• _WORK REQUIRED_
Please output only the lines that run from the line containing "Enumerate this screenshot's" through the end of the material below, exactly.

• _EXERCISE INPUTS_
——

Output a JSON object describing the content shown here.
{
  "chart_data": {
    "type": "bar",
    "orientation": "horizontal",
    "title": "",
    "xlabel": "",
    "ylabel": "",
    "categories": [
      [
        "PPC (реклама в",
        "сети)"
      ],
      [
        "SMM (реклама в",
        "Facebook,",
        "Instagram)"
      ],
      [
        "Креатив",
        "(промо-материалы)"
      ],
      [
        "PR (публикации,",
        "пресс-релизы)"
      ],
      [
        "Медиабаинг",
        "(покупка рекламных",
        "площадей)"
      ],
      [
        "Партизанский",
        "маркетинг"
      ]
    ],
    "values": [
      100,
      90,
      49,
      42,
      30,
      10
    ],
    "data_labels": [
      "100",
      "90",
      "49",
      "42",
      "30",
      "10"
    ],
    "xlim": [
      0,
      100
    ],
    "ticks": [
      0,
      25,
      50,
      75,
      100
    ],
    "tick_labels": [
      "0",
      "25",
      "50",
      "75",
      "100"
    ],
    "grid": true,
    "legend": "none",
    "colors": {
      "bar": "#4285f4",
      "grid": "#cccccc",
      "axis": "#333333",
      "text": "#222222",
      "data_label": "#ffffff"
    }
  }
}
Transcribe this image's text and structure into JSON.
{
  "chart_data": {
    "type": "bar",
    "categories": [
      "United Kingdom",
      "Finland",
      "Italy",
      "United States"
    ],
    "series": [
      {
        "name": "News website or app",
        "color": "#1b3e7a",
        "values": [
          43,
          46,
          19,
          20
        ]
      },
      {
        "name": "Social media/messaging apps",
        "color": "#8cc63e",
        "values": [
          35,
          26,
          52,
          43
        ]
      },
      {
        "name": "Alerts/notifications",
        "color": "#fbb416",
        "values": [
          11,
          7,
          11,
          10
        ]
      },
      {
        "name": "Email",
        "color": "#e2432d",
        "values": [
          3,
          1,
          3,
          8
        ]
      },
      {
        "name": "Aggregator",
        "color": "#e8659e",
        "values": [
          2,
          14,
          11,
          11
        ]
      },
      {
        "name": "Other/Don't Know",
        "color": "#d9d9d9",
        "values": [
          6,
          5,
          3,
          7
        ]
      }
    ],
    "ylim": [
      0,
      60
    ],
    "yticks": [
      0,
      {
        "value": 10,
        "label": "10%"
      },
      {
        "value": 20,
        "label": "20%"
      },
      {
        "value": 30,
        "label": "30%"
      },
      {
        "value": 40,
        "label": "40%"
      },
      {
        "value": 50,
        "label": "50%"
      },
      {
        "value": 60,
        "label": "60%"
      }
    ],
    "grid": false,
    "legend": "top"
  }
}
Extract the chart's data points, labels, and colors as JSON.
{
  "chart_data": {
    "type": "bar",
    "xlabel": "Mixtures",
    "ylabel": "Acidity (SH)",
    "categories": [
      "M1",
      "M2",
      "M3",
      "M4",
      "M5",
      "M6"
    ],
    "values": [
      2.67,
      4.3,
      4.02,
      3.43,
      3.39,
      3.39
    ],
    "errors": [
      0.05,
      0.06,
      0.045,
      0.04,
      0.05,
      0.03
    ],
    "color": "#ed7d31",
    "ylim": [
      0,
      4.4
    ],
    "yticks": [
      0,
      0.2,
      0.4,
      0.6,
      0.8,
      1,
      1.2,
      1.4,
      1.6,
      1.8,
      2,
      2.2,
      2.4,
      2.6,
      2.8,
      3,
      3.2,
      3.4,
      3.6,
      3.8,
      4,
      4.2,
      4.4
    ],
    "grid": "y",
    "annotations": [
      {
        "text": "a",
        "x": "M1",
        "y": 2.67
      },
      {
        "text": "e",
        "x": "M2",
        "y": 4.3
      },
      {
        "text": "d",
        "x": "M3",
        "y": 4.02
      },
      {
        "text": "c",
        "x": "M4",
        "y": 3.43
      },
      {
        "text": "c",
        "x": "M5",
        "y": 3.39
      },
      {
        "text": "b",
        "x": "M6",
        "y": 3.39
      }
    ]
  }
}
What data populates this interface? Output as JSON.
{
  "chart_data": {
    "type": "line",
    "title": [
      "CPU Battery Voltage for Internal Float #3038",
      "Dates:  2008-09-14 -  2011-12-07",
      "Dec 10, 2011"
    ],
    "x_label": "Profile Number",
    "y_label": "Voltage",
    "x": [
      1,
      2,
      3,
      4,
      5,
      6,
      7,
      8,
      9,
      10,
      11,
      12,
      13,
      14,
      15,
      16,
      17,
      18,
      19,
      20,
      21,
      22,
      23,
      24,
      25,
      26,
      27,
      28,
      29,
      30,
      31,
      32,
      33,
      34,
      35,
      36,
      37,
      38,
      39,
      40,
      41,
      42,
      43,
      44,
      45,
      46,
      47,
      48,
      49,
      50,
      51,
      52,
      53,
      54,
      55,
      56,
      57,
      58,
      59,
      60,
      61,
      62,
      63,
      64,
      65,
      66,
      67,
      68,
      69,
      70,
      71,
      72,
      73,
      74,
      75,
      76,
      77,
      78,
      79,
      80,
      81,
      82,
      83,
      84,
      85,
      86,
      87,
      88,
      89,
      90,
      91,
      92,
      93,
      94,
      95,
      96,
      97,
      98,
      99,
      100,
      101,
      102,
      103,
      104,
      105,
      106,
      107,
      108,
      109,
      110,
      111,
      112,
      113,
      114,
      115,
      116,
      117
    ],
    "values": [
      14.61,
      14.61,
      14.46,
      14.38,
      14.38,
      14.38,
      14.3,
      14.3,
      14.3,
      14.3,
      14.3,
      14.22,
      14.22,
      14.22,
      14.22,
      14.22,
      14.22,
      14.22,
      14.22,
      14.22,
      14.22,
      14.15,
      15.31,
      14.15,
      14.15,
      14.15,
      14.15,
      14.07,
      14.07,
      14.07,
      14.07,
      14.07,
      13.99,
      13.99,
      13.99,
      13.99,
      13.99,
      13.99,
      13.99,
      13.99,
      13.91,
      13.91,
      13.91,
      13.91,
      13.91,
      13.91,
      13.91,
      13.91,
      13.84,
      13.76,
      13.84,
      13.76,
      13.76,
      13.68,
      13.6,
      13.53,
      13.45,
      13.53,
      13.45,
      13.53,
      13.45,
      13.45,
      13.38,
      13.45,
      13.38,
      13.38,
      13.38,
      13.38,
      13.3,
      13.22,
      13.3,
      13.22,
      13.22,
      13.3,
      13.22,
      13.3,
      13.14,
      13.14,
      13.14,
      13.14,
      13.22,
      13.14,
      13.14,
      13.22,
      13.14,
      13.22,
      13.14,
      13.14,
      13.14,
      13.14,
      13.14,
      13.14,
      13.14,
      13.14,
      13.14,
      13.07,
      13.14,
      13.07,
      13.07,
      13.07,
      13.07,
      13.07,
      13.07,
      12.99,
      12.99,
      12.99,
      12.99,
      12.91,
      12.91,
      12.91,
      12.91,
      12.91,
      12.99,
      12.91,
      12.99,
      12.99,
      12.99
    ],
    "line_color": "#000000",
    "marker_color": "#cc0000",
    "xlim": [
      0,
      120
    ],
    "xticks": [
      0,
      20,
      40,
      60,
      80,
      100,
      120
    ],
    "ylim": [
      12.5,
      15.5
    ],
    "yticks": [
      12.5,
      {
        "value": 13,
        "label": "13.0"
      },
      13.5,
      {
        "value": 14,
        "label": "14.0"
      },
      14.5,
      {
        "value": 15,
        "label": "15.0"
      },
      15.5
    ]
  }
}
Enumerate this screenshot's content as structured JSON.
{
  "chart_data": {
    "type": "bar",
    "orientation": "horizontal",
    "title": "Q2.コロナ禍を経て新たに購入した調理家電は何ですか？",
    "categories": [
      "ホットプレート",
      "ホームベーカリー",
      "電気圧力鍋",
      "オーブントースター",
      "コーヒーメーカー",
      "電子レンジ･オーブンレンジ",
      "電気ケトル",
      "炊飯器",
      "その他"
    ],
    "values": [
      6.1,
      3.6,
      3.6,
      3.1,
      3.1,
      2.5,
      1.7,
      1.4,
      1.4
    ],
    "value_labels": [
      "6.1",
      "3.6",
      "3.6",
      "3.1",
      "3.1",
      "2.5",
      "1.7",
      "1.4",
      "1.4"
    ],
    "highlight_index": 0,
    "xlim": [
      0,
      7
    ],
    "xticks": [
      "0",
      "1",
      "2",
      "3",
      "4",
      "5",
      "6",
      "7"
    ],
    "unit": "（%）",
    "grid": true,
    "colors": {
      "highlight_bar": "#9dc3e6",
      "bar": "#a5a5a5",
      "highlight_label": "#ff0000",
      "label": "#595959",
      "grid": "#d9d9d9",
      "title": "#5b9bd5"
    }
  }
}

——

• _REPLY_
Enumerate this screenshot's content as structured JSON.
{
  "chart_data": {
    "type": "bar",
    "orientation": "horizontal",
    "title": "Q2.コロナ禍を経て新たに購入した調理家電は何ですか？",
    "categories": [
      "ホットプレート",
      "ホームベーカリー",
      "電気圧力鍋",
      "オーブントースター",
      "コーヒーメーカー",
      "電子レンジ･オーブンレンジ",
      "電気ケトル",
      "炊飯器",
      "その他"
    ],
    "values": [
      6.1,
      3.6,
      3.6,
      3.1,
      3.1,
      2.5,
      1.7,
      1.4,
      1.4
    ],
    "value_labels": [
      "6.1",
      "3.6",
      "3.6",
      "3.1",
      "3.1",
      "2.5",
      "1.7",
      "1.4",
      "1.4"
    ],
    "highlight_index": 0,
    "xlim": [
      0,
      7
    ],
    "xticks": [
      "0",
      "1",
      "2",
      "3",
      "4",
      "5",
      "6",
      "7"
    ],
    "unit": "（%）",
    "grid": true,
    "colors": {
      "highlight_bar": "#9dc3e6",
      "bar": "#a5a5a5",
      "highlight_label": "#ff0000",
      "label": "#595959",
      "grid": "#d9d9d9",
      "title": "#5b9bd5"
    }
  }
}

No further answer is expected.